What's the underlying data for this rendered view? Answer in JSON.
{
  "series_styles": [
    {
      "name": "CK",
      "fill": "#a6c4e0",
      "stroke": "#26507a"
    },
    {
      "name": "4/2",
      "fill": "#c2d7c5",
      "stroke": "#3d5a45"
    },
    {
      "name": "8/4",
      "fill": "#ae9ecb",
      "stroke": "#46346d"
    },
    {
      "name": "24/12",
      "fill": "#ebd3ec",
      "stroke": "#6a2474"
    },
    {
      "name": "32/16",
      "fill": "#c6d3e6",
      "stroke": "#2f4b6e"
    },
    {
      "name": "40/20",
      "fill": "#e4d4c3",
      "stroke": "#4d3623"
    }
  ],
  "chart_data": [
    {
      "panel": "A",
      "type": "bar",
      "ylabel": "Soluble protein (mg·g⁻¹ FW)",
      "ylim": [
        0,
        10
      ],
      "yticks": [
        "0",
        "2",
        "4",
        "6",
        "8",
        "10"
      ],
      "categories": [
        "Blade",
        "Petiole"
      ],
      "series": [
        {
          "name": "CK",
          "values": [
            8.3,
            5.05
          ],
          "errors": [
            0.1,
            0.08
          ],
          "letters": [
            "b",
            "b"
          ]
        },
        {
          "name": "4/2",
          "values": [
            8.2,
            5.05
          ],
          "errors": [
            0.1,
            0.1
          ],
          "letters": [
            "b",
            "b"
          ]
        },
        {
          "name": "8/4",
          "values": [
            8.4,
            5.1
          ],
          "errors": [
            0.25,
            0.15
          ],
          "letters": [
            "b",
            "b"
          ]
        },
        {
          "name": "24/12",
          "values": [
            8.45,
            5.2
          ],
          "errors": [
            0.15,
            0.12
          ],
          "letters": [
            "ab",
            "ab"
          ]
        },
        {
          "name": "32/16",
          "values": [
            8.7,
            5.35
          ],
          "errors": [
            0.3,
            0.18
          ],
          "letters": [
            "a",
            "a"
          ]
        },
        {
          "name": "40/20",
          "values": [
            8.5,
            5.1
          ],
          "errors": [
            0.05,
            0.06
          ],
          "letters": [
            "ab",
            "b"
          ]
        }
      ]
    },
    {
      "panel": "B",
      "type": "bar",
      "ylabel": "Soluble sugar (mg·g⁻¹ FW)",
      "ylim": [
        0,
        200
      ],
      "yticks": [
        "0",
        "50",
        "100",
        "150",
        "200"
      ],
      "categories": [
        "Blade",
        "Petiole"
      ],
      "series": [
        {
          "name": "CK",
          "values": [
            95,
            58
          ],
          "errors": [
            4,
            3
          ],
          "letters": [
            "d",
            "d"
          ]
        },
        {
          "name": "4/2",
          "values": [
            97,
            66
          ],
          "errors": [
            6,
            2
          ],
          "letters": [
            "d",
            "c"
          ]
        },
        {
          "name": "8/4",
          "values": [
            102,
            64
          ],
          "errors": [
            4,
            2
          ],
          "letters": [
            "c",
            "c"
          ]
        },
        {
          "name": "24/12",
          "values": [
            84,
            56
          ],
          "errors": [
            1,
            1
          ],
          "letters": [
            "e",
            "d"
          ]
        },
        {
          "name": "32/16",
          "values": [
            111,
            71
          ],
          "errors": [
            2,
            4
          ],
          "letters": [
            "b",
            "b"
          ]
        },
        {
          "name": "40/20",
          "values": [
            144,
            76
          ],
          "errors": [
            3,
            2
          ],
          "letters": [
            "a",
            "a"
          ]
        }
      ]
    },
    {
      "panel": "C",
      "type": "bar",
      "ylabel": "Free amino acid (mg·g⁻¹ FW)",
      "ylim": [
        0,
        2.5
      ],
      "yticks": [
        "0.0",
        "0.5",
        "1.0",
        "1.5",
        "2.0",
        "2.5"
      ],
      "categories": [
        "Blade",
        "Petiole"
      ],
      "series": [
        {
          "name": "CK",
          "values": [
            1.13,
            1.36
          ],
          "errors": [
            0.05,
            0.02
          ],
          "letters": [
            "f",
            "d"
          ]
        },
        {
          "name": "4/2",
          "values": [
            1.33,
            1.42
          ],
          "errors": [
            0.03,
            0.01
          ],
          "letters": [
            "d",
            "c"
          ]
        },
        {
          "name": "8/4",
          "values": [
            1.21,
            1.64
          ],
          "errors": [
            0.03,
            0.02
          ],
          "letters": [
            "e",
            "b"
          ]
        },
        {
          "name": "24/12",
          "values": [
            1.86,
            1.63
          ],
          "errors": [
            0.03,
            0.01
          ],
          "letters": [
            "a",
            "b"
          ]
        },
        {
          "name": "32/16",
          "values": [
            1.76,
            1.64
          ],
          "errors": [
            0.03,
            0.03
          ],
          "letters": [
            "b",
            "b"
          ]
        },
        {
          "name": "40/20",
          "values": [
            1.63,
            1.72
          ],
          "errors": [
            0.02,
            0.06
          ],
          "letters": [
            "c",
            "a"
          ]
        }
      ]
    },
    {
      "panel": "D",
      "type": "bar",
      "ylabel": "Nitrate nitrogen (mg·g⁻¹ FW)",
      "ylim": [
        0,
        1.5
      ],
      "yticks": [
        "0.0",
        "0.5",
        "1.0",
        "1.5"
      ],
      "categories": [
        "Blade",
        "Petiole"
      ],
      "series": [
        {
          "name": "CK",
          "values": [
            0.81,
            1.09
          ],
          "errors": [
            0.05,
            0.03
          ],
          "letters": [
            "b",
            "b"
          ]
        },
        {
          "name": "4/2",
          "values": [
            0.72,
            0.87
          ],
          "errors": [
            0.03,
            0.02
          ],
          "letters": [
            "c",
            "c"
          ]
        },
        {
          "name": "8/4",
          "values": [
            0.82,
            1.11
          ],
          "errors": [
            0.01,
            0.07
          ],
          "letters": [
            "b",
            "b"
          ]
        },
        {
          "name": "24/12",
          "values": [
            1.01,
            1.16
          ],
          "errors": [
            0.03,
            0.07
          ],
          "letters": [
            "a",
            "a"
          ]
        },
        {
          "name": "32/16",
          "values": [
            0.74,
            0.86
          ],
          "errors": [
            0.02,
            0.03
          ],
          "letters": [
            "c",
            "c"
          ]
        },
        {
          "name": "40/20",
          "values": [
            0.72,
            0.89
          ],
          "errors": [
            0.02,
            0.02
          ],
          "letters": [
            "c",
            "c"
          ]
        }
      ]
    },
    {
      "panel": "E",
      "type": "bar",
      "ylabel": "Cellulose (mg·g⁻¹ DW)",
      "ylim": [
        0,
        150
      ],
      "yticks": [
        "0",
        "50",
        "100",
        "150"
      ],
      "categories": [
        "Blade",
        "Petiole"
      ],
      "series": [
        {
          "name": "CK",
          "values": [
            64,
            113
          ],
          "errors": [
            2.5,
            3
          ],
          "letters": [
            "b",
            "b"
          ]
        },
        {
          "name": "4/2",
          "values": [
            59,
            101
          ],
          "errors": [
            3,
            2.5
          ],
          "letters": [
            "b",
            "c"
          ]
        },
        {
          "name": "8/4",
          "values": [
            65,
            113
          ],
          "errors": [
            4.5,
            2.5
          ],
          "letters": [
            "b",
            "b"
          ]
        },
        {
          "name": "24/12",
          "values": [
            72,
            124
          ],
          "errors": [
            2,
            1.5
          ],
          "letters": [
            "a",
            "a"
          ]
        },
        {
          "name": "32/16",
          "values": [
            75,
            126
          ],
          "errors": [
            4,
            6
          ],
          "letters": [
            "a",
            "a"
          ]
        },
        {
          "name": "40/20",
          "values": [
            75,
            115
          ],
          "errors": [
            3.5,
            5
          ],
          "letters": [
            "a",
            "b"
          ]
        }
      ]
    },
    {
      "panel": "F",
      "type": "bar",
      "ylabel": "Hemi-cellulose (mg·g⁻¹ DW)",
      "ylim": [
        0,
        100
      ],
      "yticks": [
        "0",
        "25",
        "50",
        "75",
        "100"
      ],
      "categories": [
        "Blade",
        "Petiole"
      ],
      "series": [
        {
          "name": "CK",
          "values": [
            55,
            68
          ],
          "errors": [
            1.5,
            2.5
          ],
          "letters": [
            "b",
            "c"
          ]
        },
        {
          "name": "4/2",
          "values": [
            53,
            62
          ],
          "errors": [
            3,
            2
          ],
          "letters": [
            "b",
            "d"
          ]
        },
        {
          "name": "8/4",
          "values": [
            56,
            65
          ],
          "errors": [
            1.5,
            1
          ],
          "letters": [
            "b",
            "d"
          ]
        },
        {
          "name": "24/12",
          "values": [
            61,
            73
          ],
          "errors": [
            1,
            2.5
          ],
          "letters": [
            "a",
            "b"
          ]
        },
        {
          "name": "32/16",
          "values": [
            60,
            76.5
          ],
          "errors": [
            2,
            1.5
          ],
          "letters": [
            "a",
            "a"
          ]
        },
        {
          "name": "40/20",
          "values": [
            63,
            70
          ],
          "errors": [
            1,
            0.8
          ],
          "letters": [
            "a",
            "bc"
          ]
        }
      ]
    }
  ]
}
━━━━━━━━━━━━━━━━━━━━━━━━━━━━━━
● **Try it**
Of all the lines in the data above, show only those that hold the word "panel".

● **Response area**
      "panel": "A",
      "panel": "B",
      "panel": "C",
      "panel": "D",
      "panel": "E",
      "panel": "F",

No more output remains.